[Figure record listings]
--

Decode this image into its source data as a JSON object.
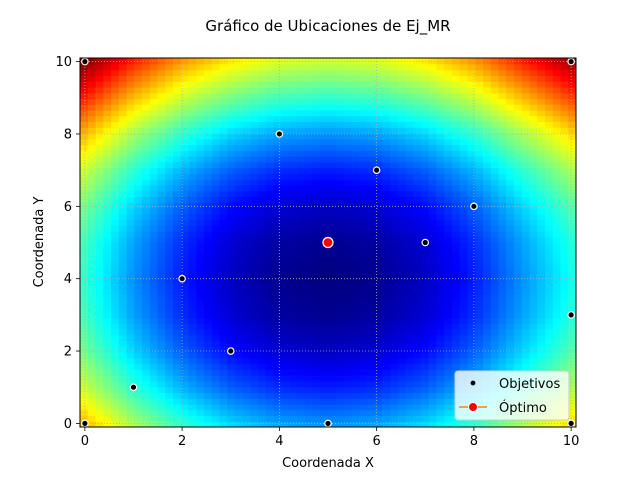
{
  "chart_data": {
    "type": "scatter",
    "title": "Gráfico de Ubicaciones de Ej_MR",
    "xlabel": "Coordenada X",
    "ylabel": "Coordenada Y",
    "xlim": [
      0,
      10
    ],
    "ylim": [
      0,
      10
    ],
    "xticks": [
      "0",
      "2",
      "4",
      "6",
      "8",
      "10"
    ],
    "yticks": [
      "0",
      "2",
      "4",
      "6",
      "8",
      "10"
    ],
    "grid": true,
    "legend_position": "bottom-right",
    "background": {
      "type": "heatmap",
      "description_values": "sum of Manhattan distances to objectives",
      "colormap": "jet",
      "colors": [
        "#00007f",
        "#0000ff",
        "#007fff",
        "#00ffff",
        "#7fff7f",
        "#ffff00",
        "#ff7f00",
        "#ff0000",
        "#7f0000"
      ]
    },
    "series": [
      {
        "name": "Objetivos",
        "marker": "dot",
        "color": "#000000",
        "x": [
          0,
          0,
          1,
          2,
          3,
          4,
          5,
          6,
          7,
          8,
          10,
          10,
          10
        ],
        "y": [
          0,
          10,
          1,
          4,
          2,
          8,
          0,
          7,
          5,
          6,
          0,
          3,
          10
        ]
      },
      {
        "name": "Óptimo",
        "marker": "circle",
        "color": "#ff0000",
        "line_color": "#ff7f0e",
        "x": [
          5
        ],
        "y": [
          5
        ]
      }
    ]
  }
}
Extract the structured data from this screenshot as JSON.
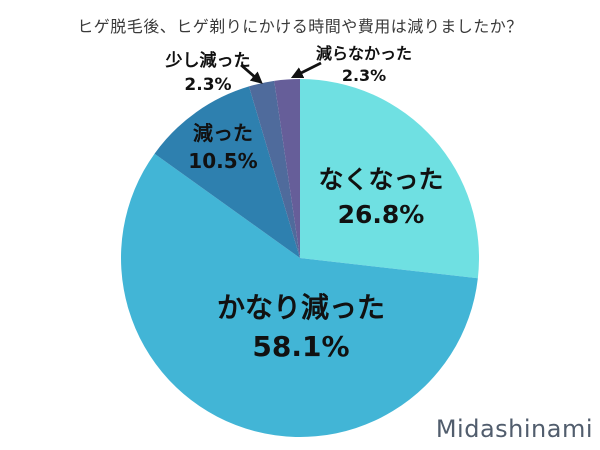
{
  "title": "ヒゲ脱毛後、ヒゲ剃りにかける時間や費用は減りましたか？",
  "watermark": "Midashinami",
  "chart_data": {
    "type": "pie",
    "title": "ヒゲ脱毛後、ヒゲ剃りにかける時間や費用は減りましたか？",
    "start_angle_deg": 0,
    "direction": "clockwise",
    "legend_position": "none",
    "slices": [
      {
        "label": "なくなった",
        "value": 26.8,
        "pct_label": "26.8%",
        "color": "#6fe0e2",
        "label_placement": "inside"
      },
      {
        "label": "かなり減った",
        "value": 58.1,
        "pct_label": "58.1%",
        "color": "#42b5d6",
        "label_placement": "inside"
      },
      {
        "label": "減った",
        "value": 10.5,
        "pct_label": "10.5%",
        "color": "#2e80af",
        "label_placement": "inside"
      },
      {
        "label": "少し減った",
        "value": 2.3,
        "pct_label": "2.3%",
        "color": "#4f6b9c",
        "label_placement": "callout-arrow"
      },
      {
        "label": "減らなかった",
        "value": 2.3,
        "pct_label": "2.3%",
        "color": "#665e99",
        "label_placement": "callout-arrow"
      }
    ]
  }
}
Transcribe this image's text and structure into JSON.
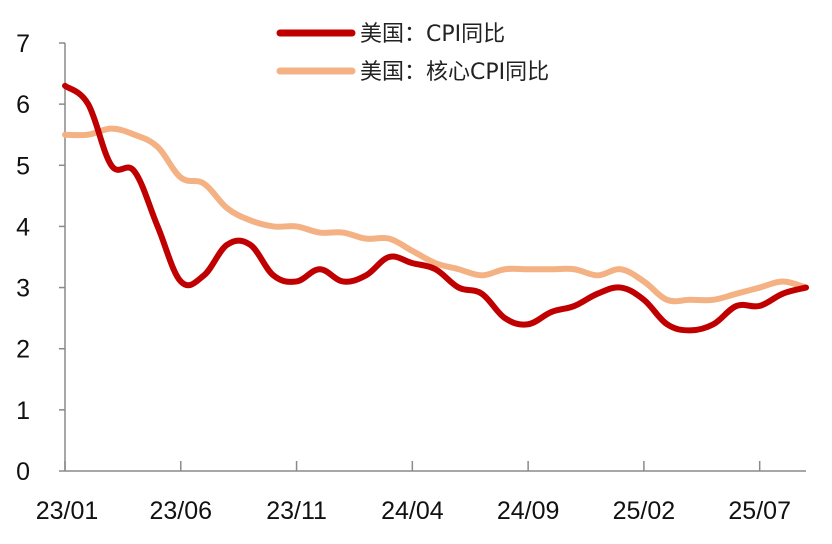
{
  "chart_data": {
    "type": "line",
    "title": "",
    "xlabel": "",
    "ylabel": "",
    "ylim": [
      0,
      7
    ],
    "yticks": [
      "0",
      "1",
      "2",
      "3",
      "4",
      "5",
      "6",
      "7"
    ],
    "x_categories": [
      "23/01",
      "23/02",
      "23/03",
      "23/04",
      "23/05",
      "23/06",
      "23/07",
      "23/08",
      "23/09",
      "23/10",
      "23/11",
      "23/12",
      "24/01",
      "24/02",
      "24/03",
      "24/04",
      "24/05",
      "24/06",
      "24/07",
      "24/08",
      "24/09",
      "24/10",
      "24/11",
      "24/12",
      "25/01",
      "25/02",
      "25/03",
      "25/04",
      "25/05",
      "25/06",
      "25/07",
      "25/08",
      "25/09"
    ],
    "xtick_labels": [
      "23/01",
      "23/06",
      "23/11",
      "24/04",
      "24/09",
      "25/02",
      "25/07"
    ],
    "legend_position": "top-center",
    "grid": false,
    "series": [
      {
        "name": "美国：CPI同比",
        "color": "#c00000",
        "values": [
          6.3,
          6.0,
          5.0,
          4.9,
          4.0,
          3.1,
          3.2,
          3.7,
          3.7,
          3.2,
          3.1,
          3.3,
          3.1,
          3.2,
          3.5,
          3.4,
          3.3,
          3.0,
          2.9,
          2.5,
          2.4,
          2.6,
          2.7,
          2.9,
          3.0,
          2.8,
          2.4,
          2.3,
          2.4,
          2.7,
          2.7,
          2.9,
          3.0
        ]
      },
      {
        "name": "美国：核心CPI同比",
        "color": "#f4b183",
        "values": [
          5.5,
          5.5,
          5.6,
          5.5,
          5.3,
          4.8,
          4.7,
          4.3,
          4.1,
          4.0,
          4.0,
          3.9,
          3.9,
          3.8,
          3.8,
          3.6,
          3.4,
          3.3,
          3.2,
          3.3,
          3.3,
          3.3,
          3.3,
          3.2,
          3.3,
          3.1,
          2.8,
          2.8,
          2.8,
          2.9,
          3.0,
          3.1,
          3.0
        ]
      }
    ]
  }
}
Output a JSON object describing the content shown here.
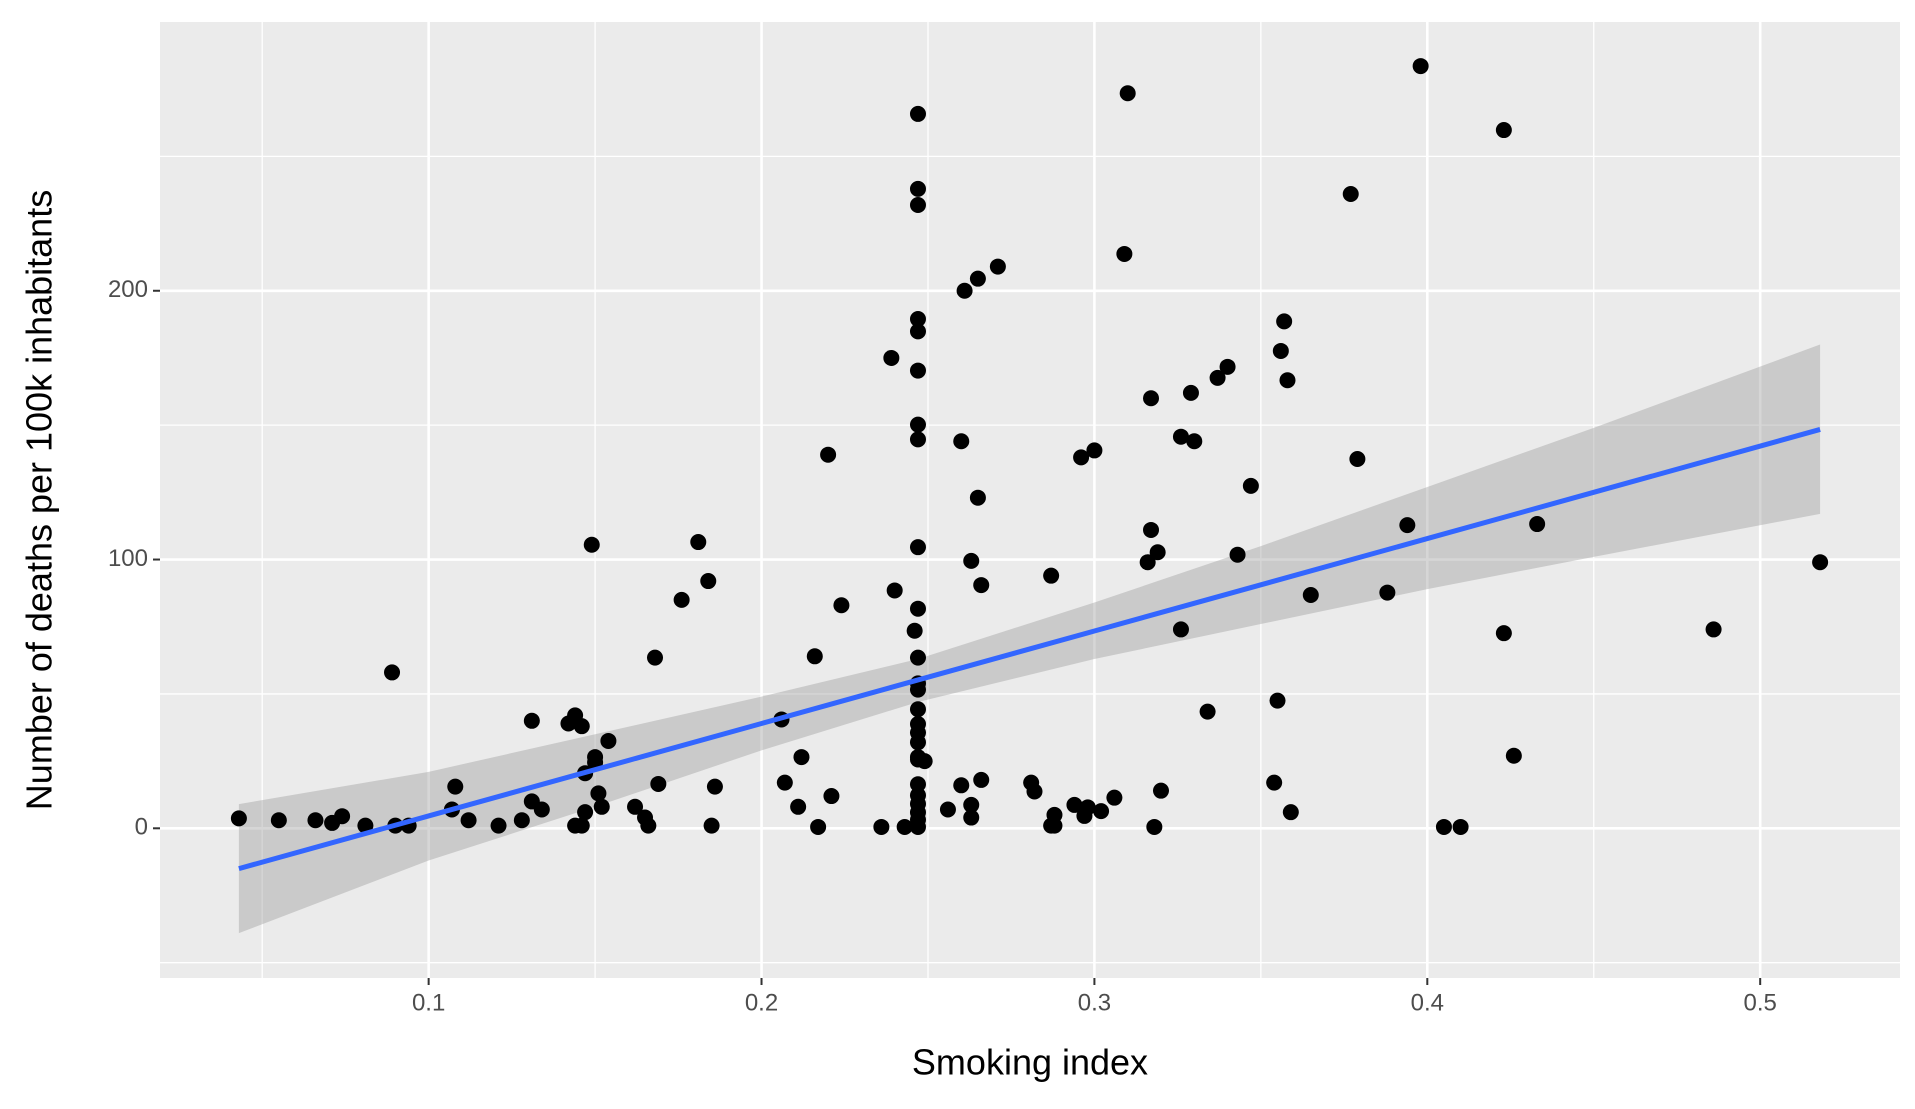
{
  "chart_data": {
    "type": "scatter",
    "x_label": "Smoking index",
    "y_label": "Number of deaths per 100k inhabitants",
    "xlim": [
      0.0193,
      0.542
    ],
    "ylim": [
      -55.7,
      300
    ],
    "xticks": [
      0.1,
      0.2,
      0.3,
      0.4,
      0.5
    ],
    "yticks": [
      0,
      100,
      200
    ],
    "grid": true,
    "point_color": "#000000",
    "x": [
      0.043,
      0.055,
      0.066,
      0.071,
      0.074,
      0.081,
      0.089,
      0.09,
      0.094,
      0.107,
      0.108,
      0.112,
      0.121,
      0.128,
      0.131,
      0.131,
      0.134,
      0.142,
      0.144,
      0.144,
      0.146,
      0.146,
      0.147,
      0.147,
      0.149,
      0.15,
      0.15,
      0.151,
      0.152,
      0.154,
      0.162,
      0.165,
      0.166,
      0.168,
      0.169,
      0.176,
      0.181,
      0.184,
      0.185,
      0.186,
      0.206,
      0.207,
      0.211,
      0.212,
      0.216,
      0.217,
      0.22,
      0.221,
      0.224,
      0.236,
      0.239,
      0.24,
      0.243,
      0.246,
      0.247,
      0.247,
      0.247,
      0.247,
      0.247,
      0.247,
      0.247,
      0.247,
      0.247,
      0.247,
      0.247,
      0.247,
      0.247,
      0.247,
      0.247,
      0.247,
      0.247,
      0.247,
      0.247,
      0.247,
      0.247,
      0.247,
      0.247,
      0.247,
      0.247,
      0.249,
      0.256,
      0.26,
      0.26,
      0.261,
      0.263,
      0.263,
      0.263,
      0.265,
      0.265,
      0.266,
      0.266,
      0.271,
      0.281,
      0.282,
      0.287,
      0.287,
      0.288,
      0.288,
      0.294,
      0.296,
      0.297,
      0.298,
      0.3,
      0.302,
      0.306,
      0.309,
      0.31,
      0.316,
      0.317,
      0.317,
      0.318,
      0.319,
      0.32,
      0.326,
      0.326,
      0.329,
      0.33,
      0.334,
      0.337,
      0.34,
      0.343,
      0.347,
      0.354,
      0.355,
      0.356,
      0.357,
      0.358,
      0.359,
      0.365,
      0.377,
      0.379,
      0.388,
      0.394,
      0.398,
      0.405,
      0.41,
      0.423,
      0.423,
      0.426,
      0.433,
      0.486,
      0.518
    ],
    "y": [
      3.7,
      3,
      3,
      2,
      4.5,
      1,
      58,
      1,
      1,
      7,
      15.5,
      3,
      1,
      3,
      10,
      40,
      7,
      39,
      42,
      1,
      38,
      1,
      20.5,
      6,
      105.5,
      26.5,
      24.5,
      13,
      8,
      32.5,
      8,
      4,
      1,
      63.5,
      16.5,
      85,
      106.5,
      92,
      1,
      15.5,
      40.5,
      17,
      8,
      26.5,
      64,
      0.5,
      139,
      12,
      83,
      0.5,
      175,
      88.5,
      0.5,
      73.5,
      265.8,
      237.9,
      231.9,
      189.5,
      184.9,
      170.3,
      150.2,
      144.7,
      104.6,
      81.7,
      63.5,
      53.9,
      51.6,
      44.3,
      38.8,
      35.6,
      32,
      26.5,
      25.6,
      16.4,
      12.3,
      9.1,
      5.9,
      3.2,
      0.5,
      25,
      7,
      144,
      16,
      200,
      99.5,
      8.7,
      4,
      123,
      204.5,
      18,
      90.5,
      209,
      17,
      13.7,
      1,
      94,
      5,
      1,
      8.7,
      138,
      4.6,
      7.8,
      140.6,
      6.4,
      11.4,
      213.7,
      273.5,
      99,
      111,
      160,
      0.5,
      102.7,
      14,
      74,
      145.7,
      162,
      144,
      43.4,
      167.6,
      171.7,
      101.8,
      127.4,
      17,
      47.5,
      177.6,
      188.6,
      166.7,
      6,
      86.8,
      236,
      137.4,
      87.7,
      112.8,
      283.6,
      0.5,
      0.5,
      259.8,
      72.6,
      27,
      113.2,
      74,
      99
    ],
    "fit": {
      "color": "#3366ff",
      "band_color": "#999999",
      "x": [
        0.043,
        0.1,
        0.15,
        0.2,
        0.247,
        0.3,
        0.35,
        0.4,
        0.45,
        0.518
      ],
      "y": [
        -15,
        4.6,
        21.8,
        39,
        55.2,
        73.4,
        90.6,
        107.8,
        125,
        148.4
      ],
      "lower": [
        -39,
        -12,
        8,
        29,
        47,
        63,
        76,
        89,
        101,
        117
      ],
      "upper": [
        9,
        21,
        35,
        49,
        63,
        84,
        105,
        127,
        149,
        180
      ]
    }
  }
}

--

Problem — Your task is to pick out every line with the string "ヒゲ脱毛後" and copy it.

Complete output —
  "title": "ヒゲ脱毛後、ヒゲ剃りにかける時間や費用は減りましたか？",
    "title": "ヒゲ脱毛後、ヒゲ剃りにかける時間や費用は減りましたか？",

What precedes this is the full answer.